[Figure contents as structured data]
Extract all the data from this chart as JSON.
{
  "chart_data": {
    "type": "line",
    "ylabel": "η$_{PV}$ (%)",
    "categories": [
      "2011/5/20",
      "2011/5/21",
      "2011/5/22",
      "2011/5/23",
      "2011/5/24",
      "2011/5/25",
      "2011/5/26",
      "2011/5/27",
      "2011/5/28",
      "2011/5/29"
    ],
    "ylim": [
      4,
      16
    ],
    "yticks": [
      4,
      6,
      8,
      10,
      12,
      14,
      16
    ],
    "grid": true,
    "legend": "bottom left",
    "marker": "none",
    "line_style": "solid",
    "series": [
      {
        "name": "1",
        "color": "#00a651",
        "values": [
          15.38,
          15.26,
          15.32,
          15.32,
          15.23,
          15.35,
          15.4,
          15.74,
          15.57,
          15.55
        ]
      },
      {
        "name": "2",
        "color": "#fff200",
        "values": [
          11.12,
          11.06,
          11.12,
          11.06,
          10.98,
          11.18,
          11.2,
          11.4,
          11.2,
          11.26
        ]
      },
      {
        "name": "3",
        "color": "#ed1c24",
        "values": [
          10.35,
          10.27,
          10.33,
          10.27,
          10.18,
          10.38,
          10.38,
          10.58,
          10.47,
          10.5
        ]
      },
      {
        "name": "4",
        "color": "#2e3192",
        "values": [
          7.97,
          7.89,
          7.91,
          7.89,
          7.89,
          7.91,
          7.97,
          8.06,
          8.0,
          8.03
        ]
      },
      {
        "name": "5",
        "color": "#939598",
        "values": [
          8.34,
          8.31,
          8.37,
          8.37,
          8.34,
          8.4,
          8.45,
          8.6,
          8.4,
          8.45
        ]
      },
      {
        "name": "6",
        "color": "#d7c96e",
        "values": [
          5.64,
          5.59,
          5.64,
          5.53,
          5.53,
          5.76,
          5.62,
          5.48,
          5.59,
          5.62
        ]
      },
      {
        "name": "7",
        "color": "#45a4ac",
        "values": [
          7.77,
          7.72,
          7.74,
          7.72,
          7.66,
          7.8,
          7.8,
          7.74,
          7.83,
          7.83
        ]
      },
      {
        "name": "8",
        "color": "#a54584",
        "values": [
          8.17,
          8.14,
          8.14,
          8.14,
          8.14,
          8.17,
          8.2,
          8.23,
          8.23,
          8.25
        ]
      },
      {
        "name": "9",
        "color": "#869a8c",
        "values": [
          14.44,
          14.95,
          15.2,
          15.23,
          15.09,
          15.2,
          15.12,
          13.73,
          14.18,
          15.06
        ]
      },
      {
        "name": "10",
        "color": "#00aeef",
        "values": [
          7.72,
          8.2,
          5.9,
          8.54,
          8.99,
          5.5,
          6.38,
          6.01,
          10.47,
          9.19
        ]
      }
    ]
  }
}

* * *

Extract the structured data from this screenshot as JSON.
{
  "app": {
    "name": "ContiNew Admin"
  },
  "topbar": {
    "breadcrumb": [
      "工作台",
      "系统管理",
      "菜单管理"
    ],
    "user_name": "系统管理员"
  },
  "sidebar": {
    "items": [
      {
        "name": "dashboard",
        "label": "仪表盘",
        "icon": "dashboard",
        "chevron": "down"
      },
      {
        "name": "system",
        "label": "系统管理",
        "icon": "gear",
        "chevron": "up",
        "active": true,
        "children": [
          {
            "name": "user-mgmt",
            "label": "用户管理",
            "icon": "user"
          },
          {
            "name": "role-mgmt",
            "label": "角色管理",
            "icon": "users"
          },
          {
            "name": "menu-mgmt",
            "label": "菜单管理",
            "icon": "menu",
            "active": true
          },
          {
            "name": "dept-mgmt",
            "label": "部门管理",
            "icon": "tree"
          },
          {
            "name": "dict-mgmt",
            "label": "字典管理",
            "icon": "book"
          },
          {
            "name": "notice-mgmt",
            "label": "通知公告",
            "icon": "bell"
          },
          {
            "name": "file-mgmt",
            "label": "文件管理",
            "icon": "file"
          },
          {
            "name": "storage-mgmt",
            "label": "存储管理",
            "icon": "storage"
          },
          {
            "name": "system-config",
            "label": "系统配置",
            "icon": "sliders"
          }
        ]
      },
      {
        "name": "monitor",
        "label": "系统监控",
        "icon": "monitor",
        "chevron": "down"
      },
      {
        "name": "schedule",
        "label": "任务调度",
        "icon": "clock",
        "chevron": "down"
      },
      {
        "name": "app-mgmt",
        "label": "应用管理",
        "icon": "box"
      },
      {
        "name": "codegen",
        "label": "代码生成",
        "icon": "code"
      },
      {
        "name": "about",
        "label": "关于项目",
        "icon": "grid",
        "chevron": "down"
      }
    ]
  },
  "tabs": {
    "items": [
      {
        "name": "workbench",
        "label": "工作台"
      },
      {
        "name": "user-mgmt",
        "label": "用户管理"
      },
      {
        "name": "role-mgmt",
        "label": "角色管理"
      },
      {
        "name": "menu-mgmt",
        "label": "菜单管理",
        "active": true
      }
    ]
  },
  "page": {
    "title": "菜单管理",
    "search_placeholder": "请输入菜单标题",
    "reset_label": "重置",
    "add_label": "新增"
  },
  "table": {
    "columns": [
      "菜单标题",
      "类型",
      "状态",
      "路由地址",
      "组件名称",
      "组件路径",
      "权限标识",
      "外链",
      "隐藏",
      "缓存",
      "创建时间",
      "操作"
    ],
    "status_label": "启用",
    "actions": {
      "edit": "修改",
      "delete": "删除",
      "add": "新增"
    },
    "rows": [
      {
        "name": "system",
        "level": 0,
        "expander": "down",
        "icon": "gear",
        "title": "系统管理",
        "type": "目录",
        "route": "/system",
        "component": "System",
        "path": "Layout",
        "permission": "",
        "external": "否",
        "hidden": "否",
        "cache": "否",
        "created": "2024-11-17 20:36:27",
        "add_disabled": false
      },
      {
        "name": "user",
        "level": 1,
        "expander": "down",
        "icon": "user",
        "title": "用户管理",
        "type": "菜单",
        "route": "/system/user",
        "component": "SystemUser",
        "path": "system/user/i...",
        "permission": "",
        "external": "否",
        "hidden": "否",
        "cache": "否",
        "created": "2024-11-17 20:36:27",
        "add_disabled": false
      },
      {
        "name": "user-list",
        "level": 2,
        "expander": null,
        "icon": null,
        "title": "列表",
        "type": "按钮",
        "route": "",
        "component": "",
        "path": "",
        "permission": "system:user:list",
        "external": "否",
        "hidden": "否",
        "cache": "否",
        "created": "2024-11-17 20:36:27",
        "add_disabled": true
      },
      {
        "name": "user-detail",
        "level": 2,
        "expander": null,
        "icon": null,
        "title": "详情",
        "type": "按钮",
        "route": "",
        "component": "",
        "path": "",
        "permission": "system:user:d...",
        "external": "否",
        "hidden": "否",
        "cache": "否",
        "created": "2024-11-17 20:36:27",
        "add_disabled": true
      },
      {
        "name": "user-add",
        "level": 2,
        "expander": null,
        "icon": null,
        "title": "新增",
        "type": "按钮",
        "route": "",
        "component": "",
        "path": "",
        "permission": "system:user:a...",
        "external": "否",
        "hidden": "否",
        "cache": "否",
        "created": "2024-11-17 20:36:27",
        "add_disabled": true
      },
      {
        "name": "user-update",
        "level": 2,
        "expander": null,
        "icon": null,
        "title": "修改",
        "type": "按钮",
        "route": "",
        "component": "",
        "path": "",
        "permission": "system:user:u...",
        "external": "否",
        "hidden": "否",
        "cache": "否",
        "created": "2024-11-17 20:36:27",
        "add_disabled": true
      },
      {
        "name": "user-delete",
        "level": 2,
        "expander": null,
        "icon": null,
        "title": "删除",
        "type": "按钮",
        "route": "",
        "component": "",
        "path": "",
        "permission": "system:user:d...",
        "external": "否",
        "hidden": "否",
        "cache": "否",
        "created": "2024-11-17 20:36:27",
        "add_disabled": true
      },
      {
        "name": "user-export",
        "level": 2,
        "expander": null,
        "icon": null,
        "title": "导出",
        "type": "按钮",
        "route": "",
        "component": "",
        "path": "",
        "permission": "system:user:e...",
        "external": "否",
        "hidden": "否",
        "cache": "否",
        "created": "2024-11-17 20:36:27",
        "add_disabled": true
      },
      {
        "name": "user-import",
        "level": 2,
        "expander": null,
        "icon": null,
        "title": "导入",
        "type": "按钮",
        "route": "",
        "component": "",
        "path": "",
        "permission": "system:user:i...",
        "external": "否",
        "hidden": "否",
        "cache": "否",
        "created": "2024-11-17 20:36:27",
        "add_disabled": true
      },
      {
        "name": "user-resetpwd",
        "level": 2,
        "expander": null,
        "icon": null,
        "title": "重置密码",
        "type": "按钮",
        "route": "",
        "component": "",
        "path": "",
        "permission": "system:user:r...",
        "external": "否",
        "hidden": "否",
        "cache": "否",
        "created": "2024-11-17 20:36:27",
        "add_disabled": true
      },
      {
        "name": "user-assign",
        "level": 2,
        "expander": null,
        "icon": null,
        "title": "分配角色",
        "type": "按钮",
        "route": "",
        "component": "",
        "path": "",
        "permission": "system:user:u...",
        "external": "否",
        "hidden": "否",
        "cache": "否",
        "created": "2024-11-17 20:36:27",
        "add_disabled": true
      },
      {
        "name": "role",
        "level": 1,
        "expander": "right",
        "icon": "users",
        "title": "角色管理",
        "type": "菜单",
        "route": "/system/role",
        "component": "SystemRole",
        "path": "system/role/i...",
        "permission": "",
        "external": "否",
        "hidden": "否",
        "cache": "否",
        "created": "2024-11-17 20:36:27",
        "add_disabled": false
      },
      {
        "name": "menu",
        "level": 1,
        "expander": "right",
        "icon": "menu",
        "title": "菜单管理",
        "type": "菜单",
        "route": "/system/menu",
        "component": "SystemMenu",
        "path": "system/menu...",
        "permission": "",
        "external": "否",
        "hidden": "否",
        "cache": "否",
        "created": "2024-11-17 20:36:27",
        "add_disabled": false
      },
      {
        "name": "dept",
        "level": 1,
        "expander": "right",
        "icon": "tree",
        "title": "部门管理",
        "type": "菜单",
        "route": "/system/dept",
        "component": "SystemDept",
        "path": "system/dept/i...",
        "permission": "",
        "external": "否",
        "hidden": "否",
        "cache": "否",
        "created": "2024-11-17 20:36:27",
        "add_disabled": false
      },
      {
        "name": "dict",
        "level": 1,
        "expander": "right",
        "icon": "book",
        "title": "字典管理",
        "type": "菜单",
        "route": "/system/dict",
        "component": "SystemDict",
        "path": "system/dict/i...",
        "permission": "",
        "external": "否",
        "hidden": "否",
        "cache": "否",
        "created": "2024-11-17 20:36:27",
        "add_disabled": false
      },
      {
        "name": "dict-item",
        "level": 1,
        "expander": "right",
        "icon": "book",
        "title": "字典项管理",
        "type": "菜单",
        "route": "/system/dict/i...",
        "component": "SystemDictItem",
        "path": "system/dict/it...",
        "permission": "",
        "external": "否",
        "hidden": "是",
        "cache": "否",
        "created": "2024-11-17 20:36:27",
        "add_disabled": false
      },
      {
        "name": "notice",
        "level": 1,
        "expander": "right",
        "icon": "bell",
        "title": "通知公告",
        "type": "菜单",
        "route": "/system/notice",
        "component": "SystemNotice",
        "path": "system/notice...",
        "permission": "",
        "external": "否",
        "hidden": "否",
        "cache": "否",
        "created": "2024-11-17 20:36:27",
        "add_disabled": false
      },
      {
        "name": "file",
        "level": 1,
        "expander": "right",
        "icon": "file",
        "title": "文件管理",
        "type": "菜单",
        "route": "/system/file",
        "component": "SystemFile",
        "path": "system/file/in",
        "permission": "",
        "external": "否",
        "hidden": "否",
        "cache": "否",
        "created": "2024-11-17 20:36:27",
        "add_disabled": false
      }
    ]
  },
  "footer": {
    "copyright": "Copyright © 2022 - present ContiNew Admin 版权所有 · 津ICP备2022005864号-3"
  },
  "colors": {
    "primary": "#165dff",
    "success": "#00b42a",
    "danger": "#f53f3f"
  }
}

- _Instructions to follow_
Determine the number of lines where the string "ContiNew" occurs, and give that number only.

- _Worked answer_
2